Write out the whole listing again, exactly as given.

__Stored data__
####

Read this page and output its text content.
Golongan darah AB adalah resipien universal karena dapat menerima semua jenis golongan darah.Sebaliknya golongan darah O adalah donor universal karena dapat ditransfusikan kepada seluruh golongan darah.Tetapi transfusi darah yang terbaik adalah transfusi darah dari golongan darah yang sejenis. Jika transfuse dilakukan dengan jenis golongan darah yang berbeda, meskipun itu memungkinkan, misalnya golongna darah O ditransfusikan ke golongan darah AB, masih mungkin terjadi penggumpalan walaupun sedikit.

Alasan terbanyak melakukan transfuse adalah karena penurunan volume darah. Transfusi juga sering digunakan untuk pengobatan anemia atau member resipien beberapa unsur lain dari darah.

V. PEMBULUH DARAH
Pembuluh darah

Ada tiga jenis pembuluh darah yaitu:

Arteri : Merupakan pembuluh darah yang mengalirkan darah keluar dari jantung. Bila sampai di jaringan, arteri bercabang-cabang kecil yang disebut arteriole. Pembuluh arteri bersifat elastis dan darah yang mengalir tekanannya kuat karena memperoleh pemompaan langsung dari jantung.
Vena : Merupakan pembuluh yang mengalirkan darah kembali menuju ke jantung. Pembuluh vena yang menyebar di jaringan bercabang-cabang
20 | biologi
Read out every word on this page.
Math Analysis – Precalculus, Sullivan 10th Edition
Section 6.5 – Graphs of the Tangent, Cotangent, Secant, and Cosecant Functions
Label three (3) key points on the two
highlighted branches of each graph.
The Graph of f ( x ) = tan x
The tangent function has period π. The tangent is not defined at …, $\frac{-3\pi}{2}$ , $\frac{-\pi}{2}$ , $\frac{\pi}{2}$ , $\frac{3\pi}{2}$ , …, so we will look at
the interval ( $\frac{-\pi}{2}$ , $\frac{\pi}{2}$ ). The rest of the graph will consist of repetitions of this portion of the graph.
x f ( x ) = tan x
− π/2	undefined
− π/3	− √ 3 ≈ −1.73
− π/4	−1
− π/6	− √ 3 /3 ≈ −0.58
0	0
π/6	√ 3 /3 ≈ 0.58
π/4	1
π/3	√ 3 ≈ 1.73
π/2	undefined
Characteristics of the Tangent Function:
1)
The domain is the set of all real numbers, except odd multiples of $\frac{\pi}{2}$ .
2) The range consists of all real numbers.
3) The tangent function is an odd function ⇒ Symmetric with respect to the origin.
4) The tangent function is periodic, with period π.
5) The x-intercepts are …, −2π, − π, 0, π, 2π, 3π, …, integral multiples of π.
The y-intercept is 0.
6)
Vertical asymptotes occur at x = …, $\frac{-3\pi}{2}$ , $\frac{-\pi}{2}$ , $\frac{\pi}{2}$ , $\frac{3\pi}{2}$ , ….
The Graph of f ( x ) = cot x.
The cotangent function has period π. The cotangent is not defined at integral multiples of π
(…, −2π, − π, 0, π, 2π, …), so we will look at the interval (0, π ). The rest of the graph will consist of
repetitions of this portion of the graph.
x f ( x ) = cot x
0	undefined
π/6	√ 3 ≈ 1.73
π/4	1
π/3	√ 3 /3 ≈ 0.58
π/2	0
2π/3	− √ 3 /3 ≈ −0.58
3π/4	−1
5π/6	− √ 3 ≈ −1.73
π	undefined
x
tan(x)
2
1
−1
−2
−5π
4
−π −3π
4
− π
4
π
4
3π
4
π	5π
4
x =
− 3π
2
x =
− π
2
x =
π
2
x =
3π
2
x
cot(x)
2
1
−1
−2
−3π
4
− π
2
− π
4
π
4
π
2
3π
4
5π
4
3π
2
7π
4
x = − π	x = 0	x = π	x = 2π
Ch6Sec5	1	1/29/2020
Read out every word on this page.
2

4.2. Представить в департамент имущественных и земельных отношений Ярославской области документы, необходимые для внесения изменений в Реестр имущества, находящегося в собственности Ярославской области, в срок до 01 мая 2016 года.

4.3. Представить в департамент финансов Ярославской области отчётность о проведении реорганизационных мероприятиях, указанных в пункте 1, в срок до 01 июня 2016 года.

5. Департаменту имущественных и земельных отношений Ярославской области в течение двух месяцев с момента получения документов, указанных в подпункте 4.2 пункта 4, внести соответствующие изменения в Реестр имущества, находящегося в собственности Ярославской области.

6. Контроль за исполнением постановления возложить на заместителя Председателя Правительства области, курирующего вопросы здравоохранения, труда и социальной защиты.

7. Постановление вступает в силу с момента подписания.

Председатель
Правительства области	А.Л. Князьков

####

__Solution to this exercise__
Read this page and output its text content.
Golongan darah AB adalah resipien universal karena dapat menerima semua jenis golongan darah.Sebaliknya golongan darah O adalah donor universal karena dapat ditransfusikan kepada seluruh golongan darah.Tetapi transfusi darah yang terbaik adalah transfusi darah dari golongan darah yang sejenis. Jika transfuse dilakukan dengan jenis golongan darah yang berbeda, meskipun itu memungkinkan, misalnya golongna darah O ditransfusikan ke golongan darah AB, masih mungkin terjadi penggumpalan walaupun sedikit.

Alasan terbanyak melakukan transfuse adalah karena penurunan volume darah. Transfusi juga sering digunakan untuk pengobatan anemia atau member resipien beberapa unsur lain dari darah.

V. PEMBULUH DARAH
Pembuluh darah

Ada tiga jenis pembuluh darah yaitu:

Arteri : Merupakan pembuluh darah yang mengalirkan darah keluar dari jantung. Bila sampai di jaringan, arteri bercabang-cabang kecil yang disebut arteriole. Pembuluh arteri bersifat elastis dan darah yang mengalir tekanannya kuat karena memperoleh pemompaan langsung dari jantung.
Vena : Merupakan pembuluh yang mengalirkan darah kembali menuju ke jantung. Pembuluh vena yang menyebar di jaringan bercabang-cabang
20 | biologi
Read out every word on this page.
Math Analysis – Precalculus, Sullivan 10th Edition
Section 6.5 – Graphs of the Tangent, Cotangent, Secant, and Cosecant Functions
Label three (3) key points on the two
highlighted branches of each graph.
The Graph of f ( x ) = tan x
The tangent function has period π. The tangent is not defined at …, $\frac{-3\pi}{2}$ , $\frac{-\pi}{2}$ , $\frac{\pi}{2}$ , $\frac{3\pi}{2}$ , …, so we will look at
the interval ( $\frac{-\pi}{2}$ , $\frac{\pi}{2}$ ). The rest of the graph will consist of repetitions of this portion of the graph.
x f ( x ) = tan x
− π/2	undefined
− π/3	− √ 3 ≈ −1.73
− π/4	−1
− π/6	− √ 3 /3 ≈ −0.58
0	0
π/6	√ 3 /3 ≈ 0.58
π/4	1
π/3	√ 3 ≈ 1.73
π/2	undefined
Characteristics of the Tangent Function:
1)
The domain is the set of all real numbers, except odd multiples of $\frac{\pi}{2}$ .
2) The range consists of all real numbers.
3) The tangent function is an odd function ⇒ Symmetric with respect to the origin.
4) The tangent function is periodic, with period π.
5) The x-intercepts are …, −2π, − π, 0, π, 2π, 3π, …, integral multiples of π.
The y-intercept is 0.
6)
Vertical asymptotes occur at x = …, $\frac{-3\pi}{2}$ , $\frac{-\pi}{2}$ , $\frac{\pi}{2}$ , $\frac{3\pi}{2}$ , ….
The Graph of f ( x ) = cot x.
The cotangent function has period π. The cotangent is not defined at integral multiples of π
(…, −2π, − π, 0, π, 2π, …), so we will look at the interval (0, π ). The rest of the graph will consist of
repetitions of this portion of the graph.
x f ( x ) = cot x
0	undefined
π/6	√ 3 ≈ 1.73
π/4	1
π/3	√ 3 /3 ≈ 0.58
π/2	0
2π/3	− √ 3 /3 ≈ −0.58
3π/4	−1
5π/6	− √ 3 ≈ −1.73
π	undefined
x
tan(x)
2
1
−1
−2
−5π
4
−π −3π
4
− π
4
π
4
3π
4
π	5π
4
x =
− 3π
2
x =
− π
2
x =
π
2
x =
3π
2
x
cot(x)
2
1
−1
−2
−3π
4
− π
2
− π
4
π
4
π
2
3π
4
5π
4
3π
2
7π
4
x = − π	x = 0	x = π	x = 2π
Ch6Sec5	1	1/29/2020
Read out every word on this page.
2

4.2. Представить в департамент имущественных и земельных отношений Ярославской области документы, необходимые для внесения изменений в Реестр имущества, находящегося в собственности Ярославской области, в срок до 01 мая 2016 года.

4.3. Представить в департамент финансов Ярославской области отчётность о проведении реорганизационных мероприятиях, указанных в пункте 1, в срок до 01 июня 2016 года.

5. Департаменту имущественных и земельных отношений Ярославской области в течение двух месяцев с момента получения документов, указанных в подпункте 4.2 пункта 4, внести соответствующие изменения в Реестр имущества, находящегося в собственности Ярославской области.

6. Контроль за исполнением постановления возложить на заместителя Председателя Правительства области, курирующего вопросы здравоохранения, труда и социальной защиты.

7. Постановление вступает в силу с момента подписания.

Председатель
Правительства области	А.Л. Князьков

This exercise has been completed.